- _SUPPLIED TEXT_:

····················

Capitalized terms used, but not defined herein, shall have the respective
meanings set forth in the Loan Agreement.
Pursuant to Section 7.4(e) of the Loan Agreement, we and our Restricted
Subsidiaries are permitted to make investments in and loans and advances to
Subsidiaries that are not Restricted Subsidiaries ("Unrestricted Subsidiaries")
and Persons that are not Subsidiaries in an aggregate amount, net of all
returns of capital and other distributions, not exceeding $5,000,000 at any
time outstanding. We may desire that such investments in and loans and advances
to Unrestricted Subsidiaries be used by such Unrestricted Subsidiaries to
purchase from time to time capital stock of Persons, some of which capital
stock may constitute margin stock within the meaning of Regulation G or
Regulation U. Section 5.15 of the Loan Agreement prohibits any portion of the
proceeds of any Loan be used by us or any of our Subsidiaries for the purpose
of purchasing or carrying margin stock.

····················

- _SET PROBLEM A_: Output the stretch of the loan agreement passage from "Pursuant to Section" through "carrying margin stock.", copied word for word.

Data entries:

····················

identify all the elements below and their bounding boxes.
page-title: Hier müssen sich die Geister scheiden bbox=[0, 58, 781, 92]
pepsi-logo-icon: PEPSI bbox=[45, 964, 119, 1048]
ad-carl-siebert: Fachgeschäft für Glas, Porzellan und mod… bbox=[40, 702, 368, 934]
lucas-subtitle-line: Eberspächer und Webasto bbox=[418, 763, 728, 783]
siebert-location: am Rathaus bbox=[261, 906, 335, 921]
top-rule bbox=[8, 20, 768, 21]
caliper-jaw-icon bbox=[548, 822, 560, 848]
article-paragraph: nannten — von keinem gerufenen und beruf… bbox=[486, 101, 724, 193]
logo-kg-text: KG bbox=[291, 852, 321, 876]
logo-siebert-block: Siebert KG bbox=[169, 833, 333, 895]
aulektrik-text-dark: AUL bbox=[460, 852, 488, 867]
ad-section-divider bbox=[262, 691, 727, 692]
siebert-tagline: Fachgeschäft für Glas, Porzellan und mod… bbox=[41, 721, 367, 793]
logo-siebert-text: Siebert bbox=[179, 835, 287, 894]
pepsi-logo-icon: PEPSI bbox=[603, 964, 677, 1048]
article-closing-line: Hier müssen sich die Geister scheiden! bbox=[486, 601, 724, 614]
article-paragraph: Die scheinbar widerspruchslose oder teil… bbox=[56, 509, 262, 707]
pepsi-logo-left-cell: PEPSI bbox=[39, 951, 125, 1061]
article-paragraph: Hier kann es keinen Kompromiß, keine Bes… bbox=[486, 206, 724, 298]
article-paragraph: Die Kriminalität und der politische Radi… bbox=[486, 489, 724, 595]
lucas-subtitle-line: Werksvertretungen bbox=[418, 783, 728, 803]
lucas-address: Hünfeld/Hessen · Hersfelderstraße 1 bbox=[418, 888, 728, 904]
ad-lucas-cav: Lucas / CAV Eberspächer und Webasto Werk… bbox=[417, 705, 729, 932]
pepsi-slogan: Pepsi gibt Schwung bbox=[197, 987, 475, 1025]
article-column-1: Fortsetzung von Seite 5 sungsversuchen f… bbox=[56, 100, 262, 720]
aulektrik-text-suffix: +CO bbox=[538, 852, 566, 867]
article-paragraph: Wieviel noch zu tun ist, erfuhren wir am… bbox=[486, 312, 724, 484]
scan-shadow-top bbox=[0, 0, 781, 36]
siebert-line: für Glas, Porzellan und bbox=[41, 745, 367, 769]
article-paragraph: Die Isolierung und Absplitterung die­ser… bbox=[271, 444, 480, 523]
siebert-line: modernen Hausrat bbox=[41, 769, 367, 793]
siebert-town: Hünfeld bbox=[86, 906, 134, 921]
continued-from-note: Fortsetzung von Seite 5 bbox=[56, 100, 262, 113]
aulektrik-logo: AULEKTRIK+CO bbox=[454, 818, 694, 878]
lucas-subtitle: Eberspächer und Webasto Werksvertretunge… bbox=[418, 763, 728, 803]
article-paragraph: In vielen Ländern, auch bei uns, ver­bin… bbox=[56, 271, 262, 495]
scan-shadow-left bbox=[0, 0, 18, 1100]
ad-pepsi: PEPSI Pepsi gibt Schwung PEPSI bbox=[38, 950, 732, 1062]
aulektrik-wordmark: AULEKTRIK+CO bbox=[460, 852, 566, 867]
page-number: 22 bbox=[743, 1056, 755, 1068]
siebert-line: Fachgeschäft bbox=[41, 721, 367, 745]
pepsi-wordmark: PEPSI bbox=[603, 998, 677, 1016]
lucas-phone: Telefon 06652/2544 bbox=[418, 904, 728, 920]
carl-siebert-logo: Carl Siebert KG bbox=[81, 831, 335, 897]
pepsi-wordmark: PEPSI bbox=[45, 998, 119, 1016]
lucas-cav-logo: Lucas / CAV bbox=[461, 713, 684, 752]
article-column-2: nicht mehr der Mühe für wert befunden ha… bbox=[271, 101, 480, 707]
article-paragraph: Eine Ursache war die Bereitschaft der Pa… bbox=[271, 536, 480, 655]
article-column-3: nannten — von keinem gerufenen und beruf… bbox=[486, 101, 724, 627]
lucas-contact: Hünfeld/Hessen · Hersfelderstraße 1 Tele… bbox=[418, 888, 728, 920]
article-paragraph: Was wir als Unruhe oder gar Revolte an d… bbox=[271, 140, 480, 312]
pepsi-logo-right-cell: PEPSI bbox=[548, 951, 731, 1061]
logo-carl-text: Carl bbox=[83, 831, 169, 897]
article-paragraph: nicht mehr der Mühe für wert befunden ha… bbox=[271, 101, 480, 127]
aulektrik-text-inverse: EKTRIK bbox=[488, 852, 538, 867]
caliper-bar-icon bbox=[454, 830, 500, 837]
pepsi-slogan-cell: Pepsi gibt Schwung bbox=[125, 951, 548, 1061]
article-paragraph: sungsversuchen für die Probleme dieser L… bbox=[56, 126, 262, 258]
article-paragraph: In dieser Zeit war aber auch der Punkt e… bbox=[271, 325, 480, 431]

····················

- _SET PROBLEM B_: Format the rows, from the start of the rows through the line containing "lucas-subtitle: Eberspächer und", as a Markdown table with a "No." column giving each line's number and a "Text" column giving the line itself. Omit blank lines.

- _FINISHED ANSWER A_:
Pursuant to Section 7.4(e) of the Loan Agreement, we and our Restricted
Subsidiaries are permitted to make investments in and loans and advances to
Subsidiaries that are not Restricted Subsidiaries ("Unrestricted Subsidiaries")
and Persons that are not Subsidiaries in an aggregate amount, net of all
returns of capital and other distributions, not exceeding $5,000,000 at any
time outstanding. We may desire that such investments in and loans and advances
to Unrestricted Subsidiaries be used by such Unrestricted Subsidiaries to
purchase from time to time capital stock of Persons, some of which capital
stock may constitute margin stock within the meaning of Regulation G or
Regulation U. Section 5.15 of the Loan Agreement prohibits any portion of the
proceeds of any Loan be used by us or any of our Subsidiaries for the purpose
of purchasing or carrying margin stock.

- _FINISHED ANSWER B_:
| No. | Text |
|---|---|
| 1 | identify all the elements below and their bounding boxes. |
| 2 | page-title: Hier müssen sich die Geister scheiden bbox=[0, 58, 781, 92] |
| 3 | pepsi-logo-icon: PEPSI bbox=[45, 964, 119, 1048] |
| 4 | ad-carl-siebert: Fachgeschäft für Glas, Porzellan und mod… bbox=[40, 702, 368, 934] |
| 5 | lucas-subtitle-line: Eberspächer und Webasto bbox=[418, 763, 728, 783] |
| 6 | siebert-location: am Rathaus bbox=[261, 906, 335, 921] |
| 7 | top-rule bbox=[8, 20, 768, 21] |
| 8 | caliper-jaw-icon bbox=[548, 822, 560, 848] |
| 9 | article-paragraph: nannten — von keinem gerufenen und beruf… bbox=[486, 101, 724, 193] |
| 10 | logo-kg-text: KG bbox=[291, 852, 321, 876] |
| 11 | logo-siebert-block: Siebert KG bbox=[169, 833, 333, 895] |
| 12 | aulektrik-text-dark: AUL bbox=[460, 852, 488, 867] |
| 13 | ad-section-divider bbox=[262, 691, 727, 692] |
| 14 | siebert-tagline: Fachgeschäft für Glas, Porzellan und mod… bbox=[41, 721, 367, 793] |
| 15 | logo-siebert-text: Siebert bbox=[179, 835, 287, 894] |
| 16 | pepsi-logo-icon: PEPSI bbox=[603, 964, 677, 1048] |
| 17 | article-closing-line: Hier müssen sich die Geister scheiden! bbox=[486, 601, 724, 614] |
| 18 | article-paragraph: Die scheinbar widerspruchslose oder teil… bbox=[56, 509, 262, 707] |
| 19 | pepsi-logo-left-cell: PEPSI bbox=[39, 951, 125, 1061] |
| 20 | article-paragraph: Hier kann es keinen Kompromiß, keine Bes… bbox=[486, 206, 724, 298] |
| 21 | article-paragraph: Die Kriminalität und der politische Radi… bbox=[486, 489, 724, 595] |
| 22 | lucas-subtitle-line: Werksvertretungen bbox=[418, 783, 728, 803] |
| 23 | lucas-address: Hünfeld/Hessen · Hersfelderstraße 1 bbox=[418, 888, 728, 904] |
| 24 | ad-lucas-cav: Lucas / CAV Eberspächer und Webasto Werk… bbox=[417, 705, 729, 932] |
| 25 | pepsi-slogan: Pepsi gibt Schwung bbox=[197, 987, 475, 1025] |
| 26 | article-column-1: Fortsetzung von Seite 5 sungsversuchen f… bbox=[56, 100, 262, 720] |
| 27 | aulektrik-text-suffix: +CO bbox=[538, 852, 566, 867] |
| 28 | article-paragraph: Wieviel noch zu tun ist, erfuhren wir am… bbox=[486, 312, 724, 484] |
| 29 | scan-shadow-top bbox=[0, 0, 781, 36] |
| 30 | siebert-line: für Glas, Porzellan und bbox=[41, 745, 367, 769] |
| 31 | article-paragraph: Die Isolierung und Absplitterung die­ser… bbox=[271, 444, 480, 523] |
| 32 | siebert-line: modernen Hausrat bbox=[41, 769, 367, 793] |
| 33 | siebert-town: Hünfeld bbox=[86, 906, 134, 921] |
| 34 | continued-from-note: Fortsetzung von Seite 5 bbox=[56, 100, 262, 113] |
| 35 | aulektrik-logo: AULEKTRIK+CO bbox=[454, 818, 694, 878] |
| 36 | lucas-subtitle: Eberspächer und Webasto Werksvertretunge… bbox=[418, 763, 728, 803] |